Dataset items
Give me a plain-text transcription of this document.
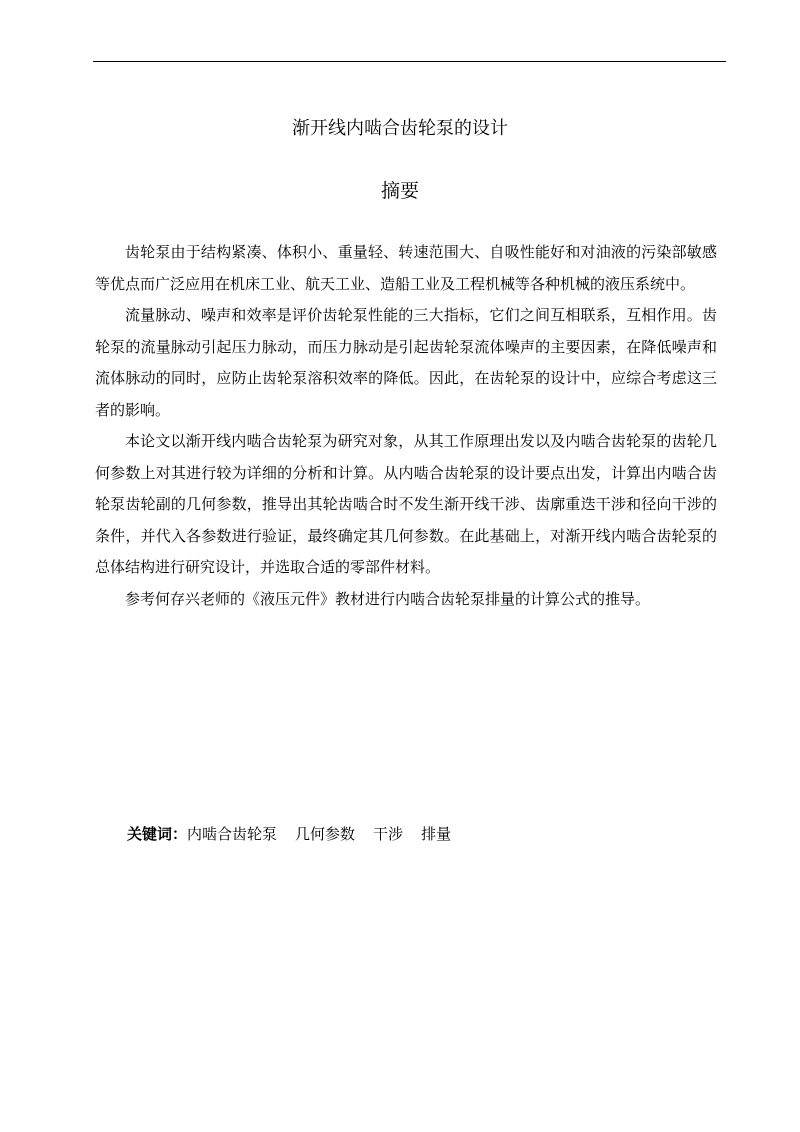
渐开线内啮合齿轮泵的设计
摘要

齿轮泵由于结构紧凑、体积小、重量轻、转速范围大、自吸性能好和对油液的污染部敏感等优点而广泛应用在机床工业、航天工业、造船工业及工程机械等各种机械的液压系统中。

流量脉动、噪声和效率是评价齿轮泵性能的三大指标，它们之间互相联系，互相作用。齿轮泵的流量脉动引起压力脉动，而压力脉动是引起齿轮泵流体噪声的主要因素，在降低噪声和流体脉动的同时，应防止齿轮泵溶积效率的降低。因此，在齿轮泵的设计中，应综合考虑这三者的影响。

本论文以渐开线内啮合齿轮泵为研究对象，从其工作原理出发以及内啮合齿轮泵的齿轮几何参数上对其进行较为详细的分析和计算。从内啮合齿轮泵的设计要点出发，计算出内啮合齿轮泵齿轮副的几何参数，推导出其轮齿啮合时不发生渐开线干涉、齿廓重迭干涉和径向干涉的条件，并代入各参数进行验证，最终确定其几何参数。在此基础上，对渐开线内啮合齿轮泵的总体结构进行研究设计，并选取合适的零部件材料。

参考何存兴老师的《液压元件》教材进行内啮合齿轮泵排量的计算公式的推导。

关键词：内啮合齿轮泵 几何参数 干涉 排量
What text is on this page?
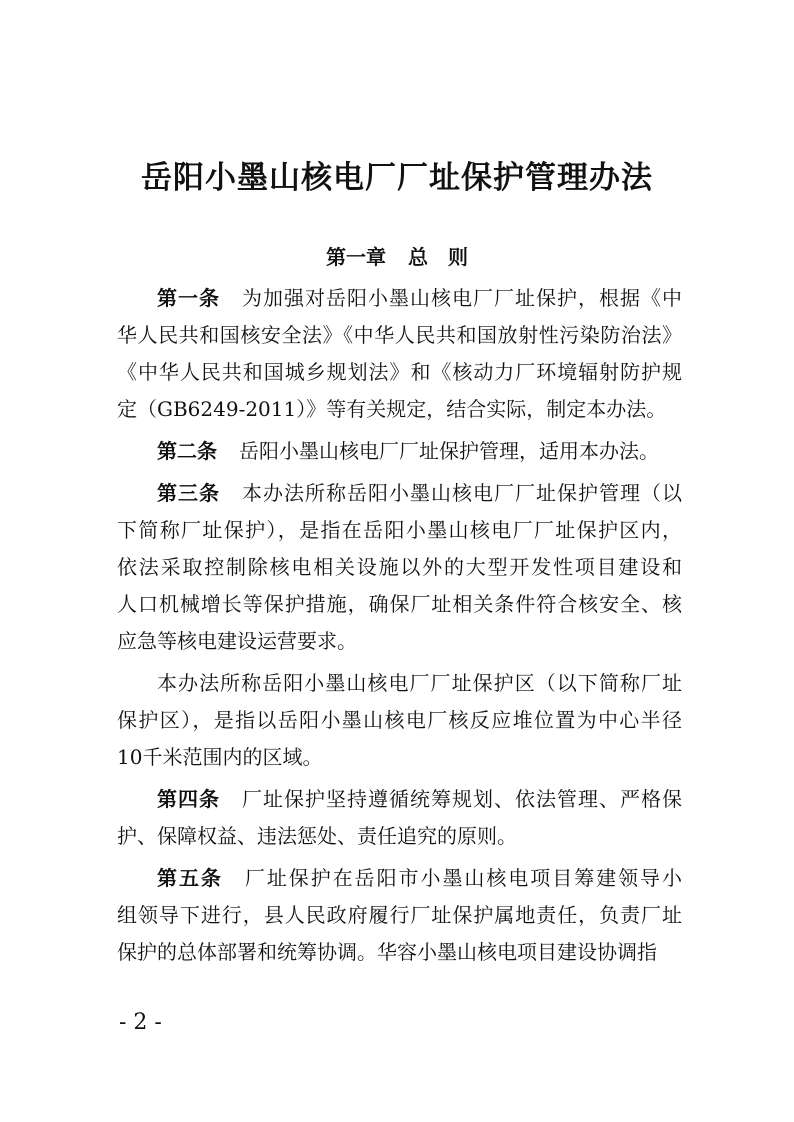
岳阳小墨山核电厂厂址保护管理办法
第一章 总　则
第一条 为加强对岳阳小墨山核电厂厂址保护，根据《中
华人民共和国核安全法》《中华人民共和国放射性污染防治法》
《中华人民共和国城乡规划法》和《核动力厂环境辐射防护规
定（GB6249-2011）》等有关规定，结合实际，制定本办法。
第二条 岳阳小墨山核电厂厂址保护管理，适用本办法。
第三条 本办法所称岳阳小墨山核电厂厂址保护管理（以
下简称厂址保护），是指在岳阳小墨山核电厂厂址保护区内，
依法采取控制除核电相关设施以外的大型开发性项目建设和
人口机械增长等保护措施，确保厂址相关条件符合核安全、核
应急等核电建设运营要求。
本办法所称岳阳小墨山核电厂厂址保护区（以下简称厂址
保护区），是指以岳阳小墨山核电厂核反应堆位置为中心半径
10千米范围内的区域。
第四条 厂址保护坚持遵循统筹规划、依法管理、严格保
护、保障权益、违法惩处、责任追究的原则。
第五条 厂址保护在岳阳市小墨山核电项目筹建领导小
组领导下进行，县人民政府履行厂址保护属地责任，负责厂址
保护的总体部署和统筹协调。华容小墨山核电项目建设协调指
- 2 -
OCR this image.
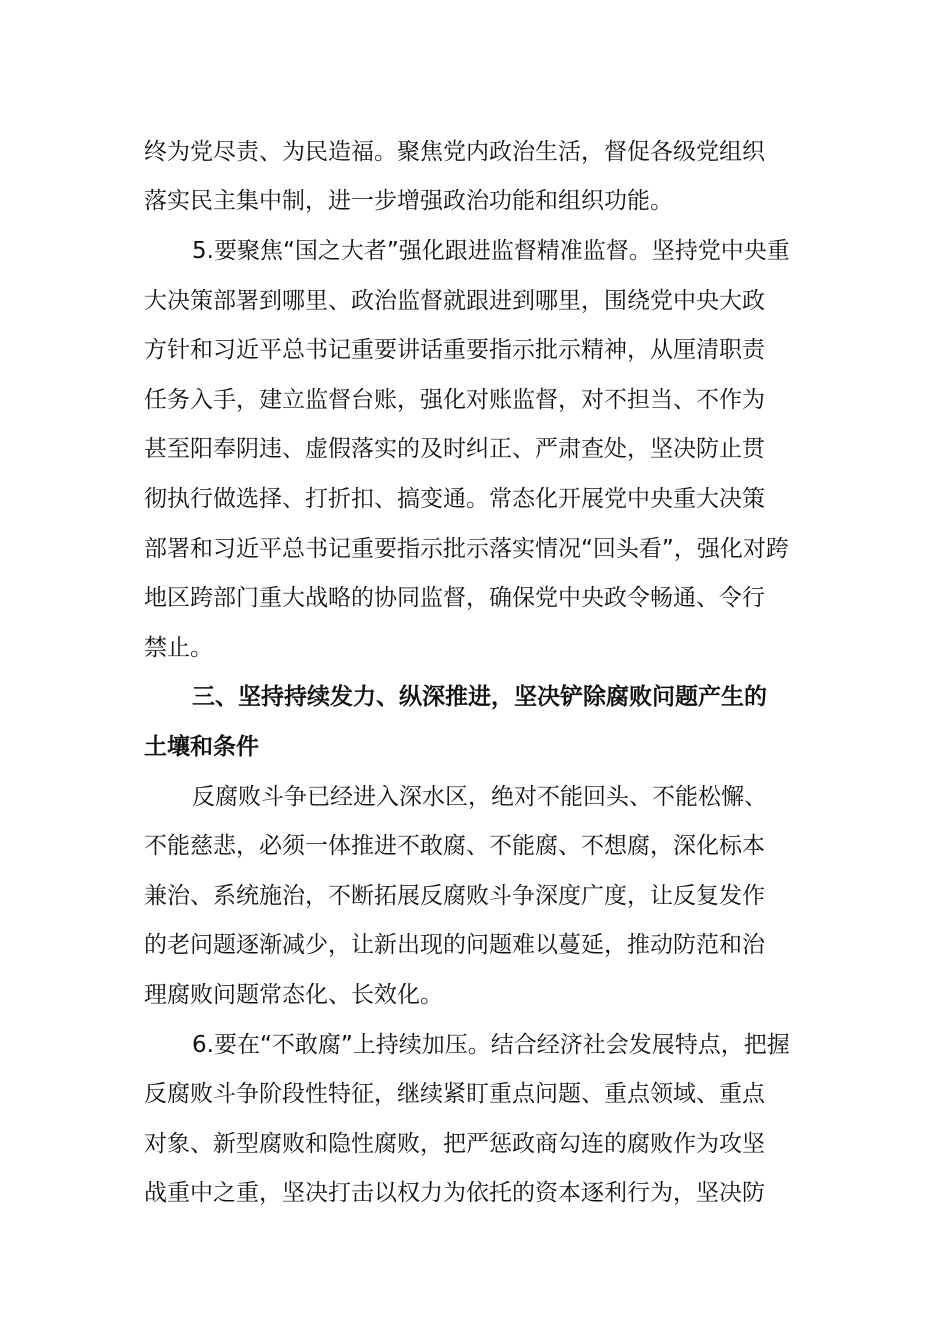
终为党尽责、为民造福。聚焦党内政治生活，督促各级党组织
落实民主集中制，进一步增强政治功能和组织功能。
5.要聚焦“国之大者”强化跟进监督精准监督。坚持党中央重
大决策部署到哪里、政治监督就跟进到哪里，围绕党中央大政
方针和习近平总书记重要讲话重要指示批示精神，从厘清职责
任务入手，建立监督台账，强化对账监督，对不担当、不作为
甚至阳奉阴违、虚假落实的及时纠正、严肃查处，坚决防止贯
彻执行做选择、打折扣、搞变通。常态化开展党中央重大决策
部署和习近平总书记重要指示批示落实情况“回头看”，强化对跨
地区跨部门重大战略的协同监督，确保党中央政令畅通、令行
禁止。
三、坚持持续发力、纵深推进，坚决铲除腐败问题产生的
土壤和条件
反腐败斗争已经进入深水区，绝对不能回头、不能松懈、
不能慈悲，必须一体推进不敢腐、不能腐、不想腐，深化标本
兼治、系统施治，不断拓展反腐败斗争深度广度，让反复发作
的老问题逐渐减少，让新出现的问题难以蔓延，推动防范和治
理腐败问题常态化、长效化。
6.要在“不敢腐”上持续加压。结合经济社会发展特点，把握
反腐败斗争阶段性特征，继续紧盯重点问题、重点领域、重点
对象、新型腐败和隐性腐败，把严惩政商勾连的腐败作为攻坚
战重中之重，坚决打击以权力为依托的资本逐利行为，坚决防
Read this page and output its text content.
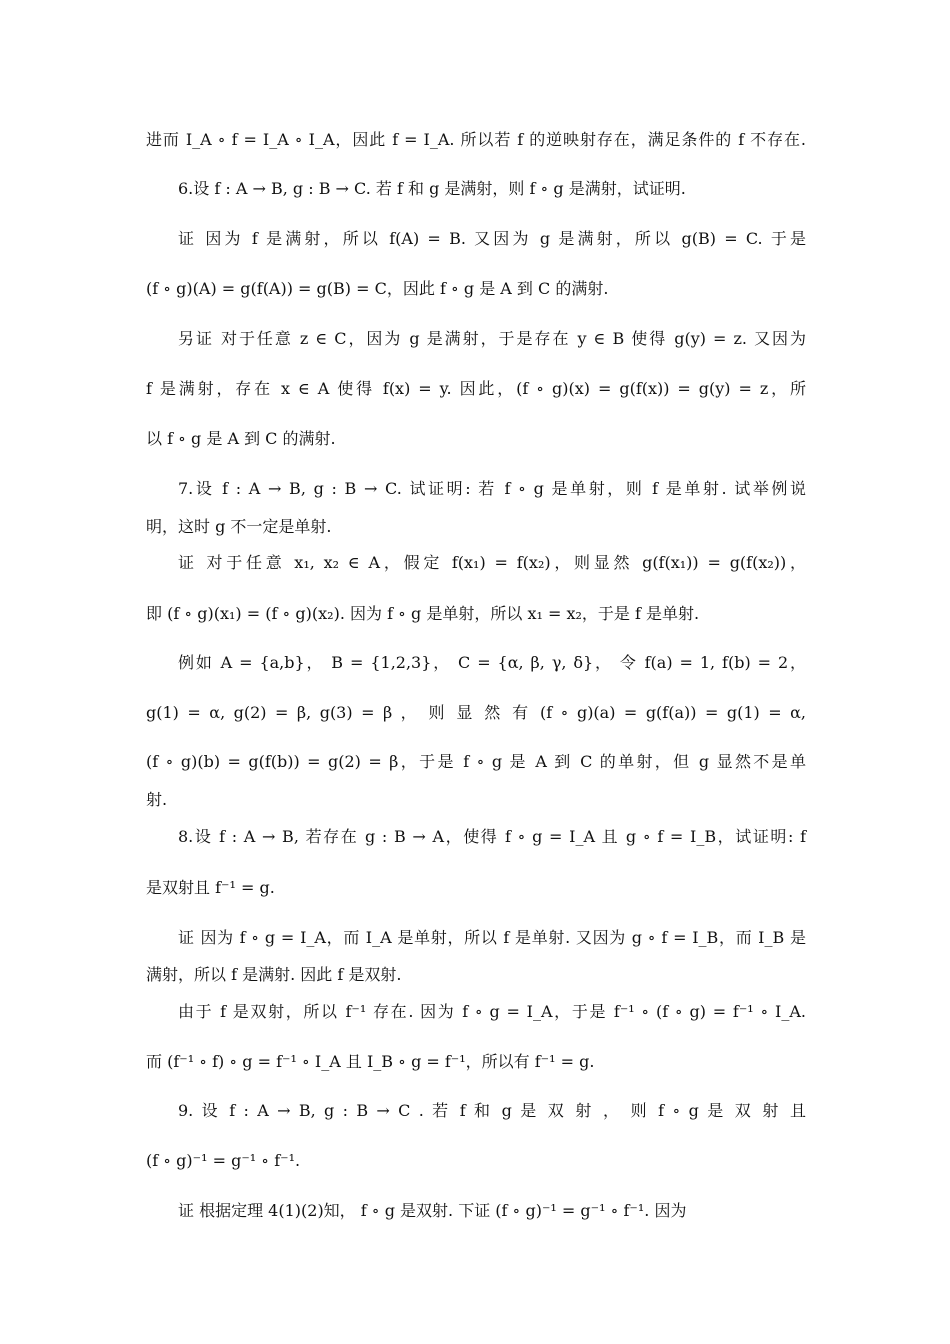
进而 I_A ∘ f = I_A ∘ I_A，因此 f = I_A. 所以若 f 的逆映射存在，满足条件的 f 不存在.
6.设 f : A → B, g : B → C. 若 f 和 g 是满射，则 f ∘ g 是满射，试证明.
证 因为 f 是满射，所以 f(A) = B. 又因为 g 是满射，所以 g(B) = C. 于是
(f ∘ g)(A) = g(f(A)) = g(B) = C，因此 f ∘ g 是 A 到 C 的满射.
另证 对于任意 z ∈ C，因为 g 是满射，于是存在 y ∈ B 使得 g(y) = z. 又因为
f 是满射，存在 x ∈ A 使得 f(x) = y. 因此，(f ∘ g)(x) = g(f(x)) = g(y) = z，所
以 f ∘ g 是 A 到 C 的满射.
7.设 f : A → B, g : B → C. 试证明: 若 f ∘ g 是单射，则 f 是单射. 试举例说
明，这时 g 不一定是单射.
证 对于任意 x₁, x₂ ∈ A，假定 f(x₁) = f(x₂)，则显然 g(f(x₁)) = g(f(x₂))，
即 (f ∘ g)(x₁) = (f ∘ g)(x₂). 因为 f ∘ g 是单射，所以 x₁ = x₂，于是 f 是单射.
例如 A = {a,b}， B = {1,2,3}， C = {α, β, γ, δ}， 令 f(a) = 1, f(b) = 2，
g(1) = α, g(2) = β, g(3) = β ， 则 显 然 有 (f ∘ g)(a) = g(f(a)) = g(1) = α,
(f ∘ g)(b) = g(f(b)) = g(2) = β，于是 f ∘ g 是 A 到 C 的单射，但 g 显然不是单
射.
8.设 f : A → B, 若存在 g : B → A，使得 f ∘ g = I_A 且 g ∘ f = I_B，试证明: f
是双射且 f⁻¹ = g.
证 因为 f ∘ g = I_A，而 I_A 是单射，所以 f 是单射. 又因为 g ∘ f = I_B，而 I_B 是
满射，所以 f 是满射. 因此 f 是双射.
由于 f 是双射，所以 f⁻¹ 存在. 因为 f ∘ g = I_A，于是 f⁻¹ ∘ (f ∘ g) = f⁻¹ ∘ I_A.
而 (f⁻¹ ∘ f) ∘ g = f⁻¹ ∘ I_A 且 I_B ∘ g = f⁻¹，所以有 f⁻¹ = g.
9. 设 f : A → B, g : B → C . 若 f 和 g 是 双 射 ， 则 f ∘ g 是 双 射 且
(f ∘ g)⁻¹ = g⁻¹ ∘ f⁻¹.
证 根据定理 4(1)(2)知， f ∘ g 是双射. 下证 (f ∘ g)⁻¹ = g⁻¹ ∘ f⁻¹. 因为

THE PROBLEM:
Transcribe the preceding listing in its entirety and with exact wording, leaving out pictures.

TASK RESPONSE:
Give me a plain-text transcription of this document.
渐开线内啮合齿轮泵的设计
摘要

齿轮泵由于结构紧凑、体积小、重量轻、转速范围大、自吸性能好和对油液的污染部敏感等优点而广泛应用在机床工业、航天工业、造船工业及工程机械等各种机械的液压系统中。

流量脉动、噪声和效率是评价齿轮泵性能的三大指标，它们之间互相联系，互相作用。齿轮泵的流量脉动引起压力脉动，而压力脉动是引起齿轮泵流体噪声的主要因素，在降低噪声和流体脉动的同时，应防止齿轮泵溶积效率的降低。因此，在齿轮泵的设计中，应综合考虑这三者的影响。

本论文以渐开线内啮合齿轮泵为研究对象，从其工作原理出发以及内啮合齿轮泵的齿轮几何参数上对其进行较为详细的分析和计算。从内啮合齿轮泵的设计要点出发，计算出内啮合齿轮泵齿轮副的几何参数，推导出其轮齿啮合时不发生渐开线干涉、齿廓重迭干涉和径向干涉的条件，并代入各参数进行验证，最终确定其几何参数。在此基础上，对渐开线内啮合齿轮泵的总体结构进行研究设计，并选取合适的零部件材料。

参考何存兴老师的《液压元件》教材进行内啮合齿轮泵排量的计算公式的推导。

关键词：内啮合齿轮泵 几何参数 干涉 排量
What text is on this page?
岳阳小墨山核电厂厂址保护管理办法
第一章 总　则
第一条 为加强对岳阳小墨山核电厂厂址保护，根据《中
华人民共和国核安全法》《中华人民共和国放射性污染防治法》
《中华人民共和国城乡规划法》和《核动力厂环境辐射防护规
定（GB6249-2011）》等有关规定，结合实际，制定本办法。
第二条 岳阳小墨山核电厂厂址保护管理，适用本办法。
第三条 本办法所称岳阳小墨山核电厂厂址保护管理（以
下简称厂址保护），是指在岳阳小墨山核电厂厂址保护区内，
依法采取控制除核电相关设施以外的大型开发性项目建设和
人口机械增长等保护措施，确保厂址相关条件符合核安全、核
应急等核电建设运营要求。
本办法所称岳阳小墨山核电厂厂址保护区（以下简称厂址
保护区），是指以岳阳小墨山核电厂核反应堆位置为中心半径
10千米范围内的区域。
第四条 厂址保护坚持遵循统筹规划、依法管理、严格保
护、保障权益、违法惩处、责任追究的原则。
第五条 厂址保护在岳阳市小墨山核电项目筹建领导小
组领导下进行，县人民政府履行厂址保护属地责任，负责厂址
保护的总体部署和统筹协调。华容小墨山核电项目建设协调指
- 2 -
OCR this image.
终为党尽责、为民造福。聚焦党内政治生活，督促各级党组织
落实民主集中制，进一步增强政治功能和组织功能。
5.要聚焦“国之大者”强化跟进监督精准监督。坚持党中央重
大决策部署到哪里、政治监督就跟进到哪里，围绕党中央大政
方针和习近平总书记重要讲话重要指示批示精神，从厘清职责
任务入手，建立监督台账，强化对账监督，对不担当、不作为
甚至阳奉阴违、虚假落实的及时纠正、严肃查处，坚决防止贯
彻执行做选择、打折扣、搞变通。常态化开展党中央重大决策
部署和习近平总书记重要指示批示落实情况“回头看”，强化对跨
地区跨部门重大战略的协同监督，确保党中央政令畅通、令行
禁止。
三、坚持持续发力、纵深推进，坚决铲除腐败问题产生的
土壤和条件
反腐败斗争已经进入深水区，绝对不能回头、不能松懈、
不能慈悲，必须一体推进不敢腐、不能腐、不想腐，深化标本
兼治、系统施治，不断拓展反腐败斗争深度广度，让反复发作
的老问题逐渐减少，让新出现的问题难以蔓延，推动防范和治
理腐败问题常态化、长效化。
6.要在“不敢腐”上持续加压。结合经济社会发展特点，把握
反腐败斗争阶段性特征，继续紧盯重点问题、重点领域、重点
对象、新型腐败和隐性腐败，把严惩政商勾连的腐败作为攻坚
战重中之重，坚决打击以权力为依托的资本逐利行为，坚决防
Read this page and output its text content.
进而 I_A ∘ f = I_A ∘ I_A，因此 f = I_A. 所以若 f 的逆映射存在，满足条件的 f 不存在.
6.设 f : A → B, g : B → C. 若 f 和 g 是满射，则 f ∘ g 是满射，试证明.
证 因为 f 是满射，所以 f(A) = B. 又因为 g 是满射，所以 g(B) = C. 于是
(f ∘ g)(A) = g(f(A)) = g(B) = C，因此 f ∘ g 是 A 到 C 的满射.
另证 对于任意 z ∈ C，因为 g 是满射，于是存在 y ∈ B 使得 g(y) = z. 又因为
f 是满射，存在 x ∈ A 使得 f(x) = y. 因此，(f ∘ g)(x) = g(f(x)) = g(y) = z，所
以 f ∘ g 是 A 到 C 的满射.
7.设 f : A → B, g : B → C. 试证明: 若 f ∘ g 是单射，则 f 是单射. 试举例说
明，这时 g 不一定是单射.
证 对于任意 x₁, x₂ ∈ A，假定 f(x₁) = f(x₂)，则显然 g(f(x₁)) = g(f(x₂))，
即 (f ∘ g)(x₁) = (f ∘ g)(x₂). 因为 f ∘ g 是单射，所以 x₁ = x₂，于是 f 是单射.
例如 A = {a,b}， B = {1,2,3}， C = {α, β, γ, δ}， 令 f(a) = 1, f(b) = 2，
g(1) = α, g(2) = β, g(3) = β ， 则 显 然 有 (f ∘ g)(a) = g(f(a)) = g(1) = α,
(f ∘ g)(b) = g(f(b)) = g(2) = β，于是 f ∘ g 是 A 到 C 的单射，但 g 显然不是单
射.
8.设 f : A → B, 若存在 g : B → A，使得 f ∘ g = I_A 且 g ∘ f = I_B，试证明: f
是双射且 f⁻¹ = g.
证 因为 f ∘ g = I_A，而 I_A 是单射，所以 f 是单射. 又因为 g ∘ f = I_B，而 I_B 是
满射，所以 f 是满射. 因此 f 是双射.
由于 f 是双射，所以 f⁻¹ 存在. 因为 f ∘ g = I_A，于是 f⁻¹ ∘ (f ∘ g) = f⁻¹ ∘ I_A.
而 (f⁻¹ ∘ f) ∘ g = f⁻¹ ∘ I_A 且 I_B ∘ g = f⁻¹，所以有 f⁻¹ = g.
9. 设 f : A → B, g : B → C . 若 f 和 g 是 双 射 ， 则 f ∘ g 是 双 射 且
(f ∘ g)⁻¹ = g⁻¹ ∘ f⁻¹.
证 根据定理 4(1)(2)知， f ∘ g 是双射. 下证 (f ∘ g)⁻¹ = g⁻¹ ∘ f⁻¹. 因为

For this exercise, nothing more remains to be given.